» **EXERCISE TASK**:
Set down the data below without change, skipping the pictures it holds.

begin DATA SUPPLIED

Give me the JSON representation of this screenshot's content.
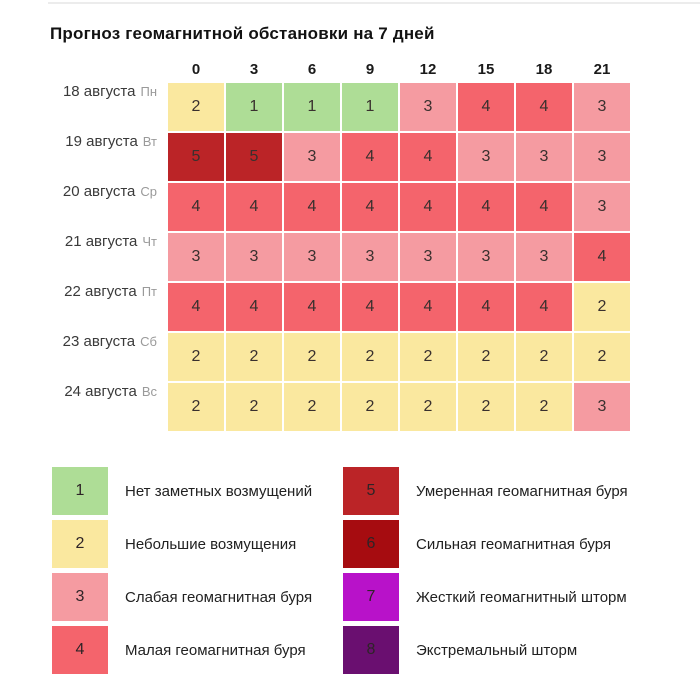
{
  "chart_data": {
    "type": "heatmap",
    "title": "Прогноз геомагнитной обстановки на 7 дней",
    "xlabel": "",
    "ylabel": "",
    "x_ticks": [
      "0",
      "3",
      "6",
      "9",
      "12",
      "15",
      "18",
      "21"
    ],
    "rows": [
      {
        "date": "18 августа",
        "weekday": "Пн",
        "values": [
          2,
          1,
          1,
          1,
          3,
          4,
          4,
          3
        ]
      },
      {
        "date": "19 августа",
        "weekday": "Вт",
        "values": [
          5,
          5,
          3,
          4,
          4,
          3,
          3,
          3
        ]
      },
      {
        "date": "20 августа",
        "weekday": "Ср",
        "values": [
          4,
          4,
          4,
          4,
          4,
          4,
          4,
          3
        ]
      },
      {
        "date": "21 августа",
        "weekday": "Чт",
        "values": [
          3,
          3,
          3,
          3,
          3,
          3,
          3,
          4
        ]
      },
      {
        "date": "22 августа",
        "weekday": "Пт",
        "values": [
          4,
          4,
          4,
          4,
          4,
          4,
          4,
          2
        ]
      },
      {
        "date": "23 августа",
        "weekday": "Сб",
        "values": [
          2,
          2,
          2,
          2,
          2,
          2,
          2,
          2
        ]
      },
      {
        "date": "24 августа",
        "weekday": "Вс",
        "values": [
          2,
          2,
          2,
          2,
          2,
          2,
          2,
          3
        ]
      }
    ],
    "levels": [
      {
        "value": 1,
        "label": "Нет заметных возмущений",
        "color": "#aedd96"
      },
      {
        "value": 2,
        "label": "Небольшие возмущения",
        "color": "#fae89f"
      },
      {
        "value": 3,
        "label": "Слабая геомагнитная буря",
        "color": "#f59ba1"
      },
      {
        "value": 4,
        "label": "Малая геомагнитная буря",
        "color": "#f4646c"
      },
      {
        "value": 5,
        "label": "Умеренная геомагнитная буря",
        "color": "#bb2427"
      },
      {
        "value": 6,
        "label": "Сильная геомагнитная буря",
        "color": "#a60c10"
      },
      {
        "value": 7,
        "label": "Жесткий геомагнитный шторм",
        "color": "#b812c9"
      },
      {
        "value": 8,
        "label": "Экстремальный шторм",
        "color": "#6a0f70"
      }
    ],
    "legend_position": "bottom",
    "grid": false
  }
}
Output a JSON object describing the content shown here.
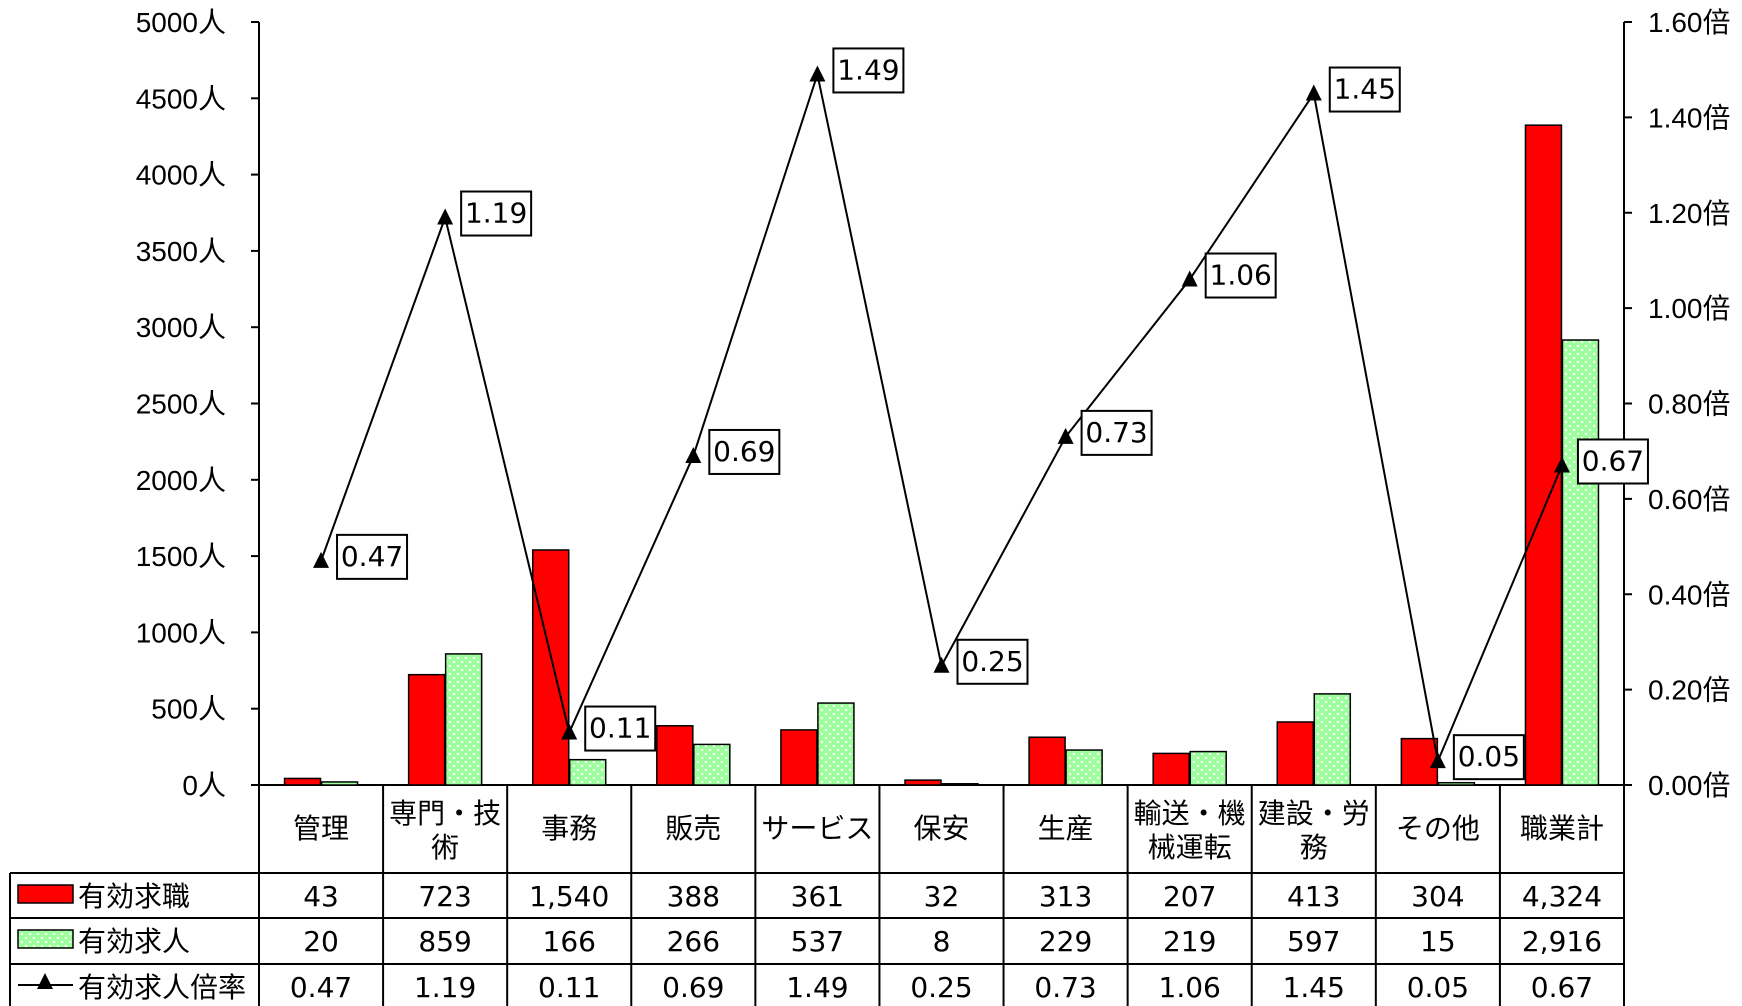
{
  "chart_data": {
    "type": "bar",
    "categories": [
      [
        "管理"
      ],
      [
        "専門・技",
        "術"
      ],
      [
        "事務"
      ],
      [
        "販売"
      ],
      [
        "サービス"
      ],
      [
        "保安"
      ],
      [
        "生産"
      ],
      [
        "輸送・機",
        "械運転"
      ],
      [
        "建設・労",
        "務"
      ],
      [
        "その他"
      ],
      [
        "職業計"
      ]
    ],
    "series": [
      {
        "name": "有効求職",
        "type": "bar",
        "axis": "left",
        "values": [
          43,
          723,
          1540,
          388,
          361,
          32,
          313,
          207,
          413,
          304,
          4324
        ],
        "table_values": [
          "43",
          "723",
          "1,540",
          "388",
          "361",
          "32",
          "313",
          "207",
          "413",
          "304",
          "4,324"
        ],
        "color": "#ff0000"
      },
      {
        "name": "有効求人",
        "type": "bar",
        "axis": "left",
        "values": [
          20,
          859,
          166,
          266,
          537,
          8,
          229,
          219,
          597,
          15,
          2916
        ],
        "table_values": [
          "20",
          "859",
          "166",
          "266",
          "537",
          "8",
          "229",
          "219",
          "597",
          "15",
          "2,916"
        ],
        "color": "#99ff99",
        "pattern": "dots"
      },
      {
        "name": "有効求人倍率",
        "type": "line",
        "axis": "right",
        "values": [
          0.47,
          1.19,
          0.11,
          0.69,
          1.49,
          0.25,
          0.73,
          1.06,
          1.45,
          0.05,
          0.67
        ],
        "table_values": [
          "0.47",
          "1.19",
          "0.11",
          "0.69",
          "1.49",
          "0.25",
          "0.73",
          "1.06",
          "1.45",
          "0.05",
          "0.67"
        ],
        "labels": [
          "0.47",
          "1.19",
          "0.11",
          "0.69",
          "1.49",
          "0.25",
          "0.73",
          "1.06",
          "1.45",
          "0.05",
          "0.67"
        ],
        "color": "#000000",
        "marker": "triangle"
      }
    ],
    "y_left": {
      "ticks": [
        0,
        500,
        1000,
        1500,
        2000,
        2500,
        3000,
        3500,
        4000,
        4500,
        5000
      ],
      "tick_labels": [
        "0人",
        "500人",
        "1000人",
        "1500人",
        "2000人",
        "2500人",
        "3000人",
        "3500人",
        "4000人",
        "4500人",
        "5000人"
      ],
      "range": [
        0,
        5000
      ]
    },
    "y_right": {
      "ticks": [
        0,
        0.2,
        0.4,
        0.6,
        0.8,
        1.0,
        1.2,
        1.4,
        1.6
      ],
      "tick_labels": [
        "0.00倍",
        "0.20倍",
        "0.40倍",
        "0.60倍",
        "0.80倍",
        "1.00倍",
        "1.20倍",
        "1.40倍",
        "1.60倍"
      ],
      "range": [
        0,
        1.6
      ]
    },
    "grid": false,
    "legend": "table"
  }
}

end DATA SUPPLIED

» **RESULT FOR THIS TASK**:
Give me the JSON representation of this screenshot's content.
{
  "chart_data": {
    "type": "heatmap",
    "title": "Прогноз геомагнитной обстановки на 7 дней",
    "xlabel": "",
    "ylabel": "",
    "x_ticks": [
      "0",
      "3",
      "6",
      "9",
      "12",
      "15",
      "18",
      "21"
    ],
    "rows": [
      {
        "date": "18 августа",
        "weekday": "Пн",
        "values": [
          2,
          1,
          1,
          1,
          3,
          4,
          4,
          3
        ]
      },
      {
        "date": "19 августа",
        "weekday": "Вт",
        "values": [
          5,
          5,
          3,
          4,
          4,
          3,
          3,
          3
        ]
      },
      {
        "date": "20 августа",
        "weekday": "Ср",
        "values": [
          4,
          4,
          4,
          4,
          4,
          4,
          4,
          3
        ]
      },
      {
        "date": "21 августа",
        "weekday": "Чт",
        "values": [
          3,
          3,
          3,
          3,
          3,
          3,
          3,
          4
        ]
      },
      {
        "date": "22 августа",
        "weekday": "Пт",
        "values": [
          4,
          4,
          4,
          4,
          4,
          4,
          4,
          2
        ]
      },
      {
        "date": "23 августа",
        "weekday": "Сб",
        "values": [
          2,
          2,
          2,
          2,
          2,
          2,
          2,
          2
        ]
      },
      {
        "date": "24 августа",
        "weekday": "Вс",
        "values": [
          2,
          2,
          2,
          2,
          2,
          2,
          2,
          3
        ]
      }
    ],
    "levels": [
      {
        "value": 1,
        "label": "Нет заметных возмущений",
        "color": "#aedd96"
      },
      {
        "value": 2,
        "label": "Небольшие возмущения",
        "color": "#fae89f"
      },
      {
        "value": 3,
        "label": "Слабая геомагнитная буря",
        "color": "#f59ba1"
      },
      {
        "value": 4,
        "label": "Малая геомагнитная буря",
        "color": "#f4646c"
      },
      {
        "value": 5,
        "label": "Умеренная геомагнитная буря",
        "color": "#bb2427"
      },
      {
        "value": 6,
        "label": "Сильная геомагнитная буря",
        "color": "#a60c10"
      },
      {
        "value": 7,
        "label": "Жесткий геомагнитный шторм",
        "color": "#b812c9"
      },
      {
        "value": 8,
        "label": "Экстремальный шторм",
        "color": "#6a0f70"
      }
    ],
    "legend_position": "bottom",
    "grid": false
  }
}
Output a JSON object describing the content shown here.
{
  "chart_data": {
    "type": "bar",
    "categories": [
      [
        "管理"
      ],
      [
        "専門・技",
        "術"
      ],
      [
        "事務"
      ],
      [
        "販売"
      ],
      [
        "サービス"
      ],
      [
        "保安"
      ],
      [
        "生産"
      ],
      [
        "輸送・機",
        "械運転"
      ],
      [
        "建設・労",
        "務"
      ],
      [
        "その他"
      ],
      [
        "職業計"
      ]
    ],
    "series": [
      {
        "name": "有効求職",
        "type": "bar",
        "axis": "left",
        "values": [
          43,
          723,
          1540,
          388,
          361,
          32,
          313,
          207,
          413,
          304,
          4324
        ],
        "table_values": [
          "43",
          "723",
          "1,540",
          "388",
          "361",
          "32",
          "313",
          "207",
          "413",
          "304",
          "4,324"
        ],
        "color": "#ff0000"
      },
      {
        "name": "有効求人",
        "type": "bar",
        "axis": "left",
        "values": [
          20,
          859,
          166,
          266,
          537,
          8,
          229,
          219,
          597,
          15,
          2916
        ],
        "table_values": [
          "20",
          "859",
          "166",
          "266",
          "537",
          "8",
          "229",
          "219",
          "597",
          "15",
          "2,916"
        ],
        "color": "#99ff99",
        "pattern": "dots"
      },
      {
        "name": "有効求人倍率",
        "type": "line",
        "axis": "right",
        "values": [
          0.47,
          1.19,
          0.11,
          0.69,
          1.49,
          0.25,
          0.73,
          1.06,
          1.45,
          0.05,
          0.67
        ],
        "table_values": [
          "0.47",
          "1.19",
          "0.11",
          "0.69",
          "1.49",
          "0.25",
          "0.73",
          "1.06",
          "1.45",
          "0.05",
          "0.67"
        ],
        "labels": [
          "0.47",
          "1.19",
          "0.11",
          "0.69",
          "1.49",
          "0.25",
          "0.73",
          "1.06",
          "1.45",
          "0.05",
          "0.67"
        ],
        "color": "#000000",
        "marker": "triangle"
      }
    ],
    "y_left": {
      "ticks": [
        0,
        500,
        1000,
        1500,
        2000,
        2500,
        3000,
        3500,
        4000,
        4500,
        5000
      ],
      "tick_labels": [
        "0人",
        "500人",
        "1000人",
        "1500人",
        "2000人",
        "2500人",
        "3000人",
        "3500人",
        "4000人",
        "4500人",
        "5000人"
      ],
      "range": [
        0,
        5000
      ]
    },
    "y_right": {
      "ticks": [
        0,
        0.2,
        0.4,
        0.6,
        0.8,
        1.0,
        1.2,
        1.4,
        1.6
      ],
      "tick_labels": [
        "0.00倍",
        "0.20倍",
        "0.40倍",
        "0.60倍",
        "0.80倍",
        "1.00倍",
        "1.20倍",
        "1.40倍",
        "1.60倍"
      ],
      "range": [
        0,
        1.6
      ]
    },
    "grid": false,
    "legend": "table"
  }
}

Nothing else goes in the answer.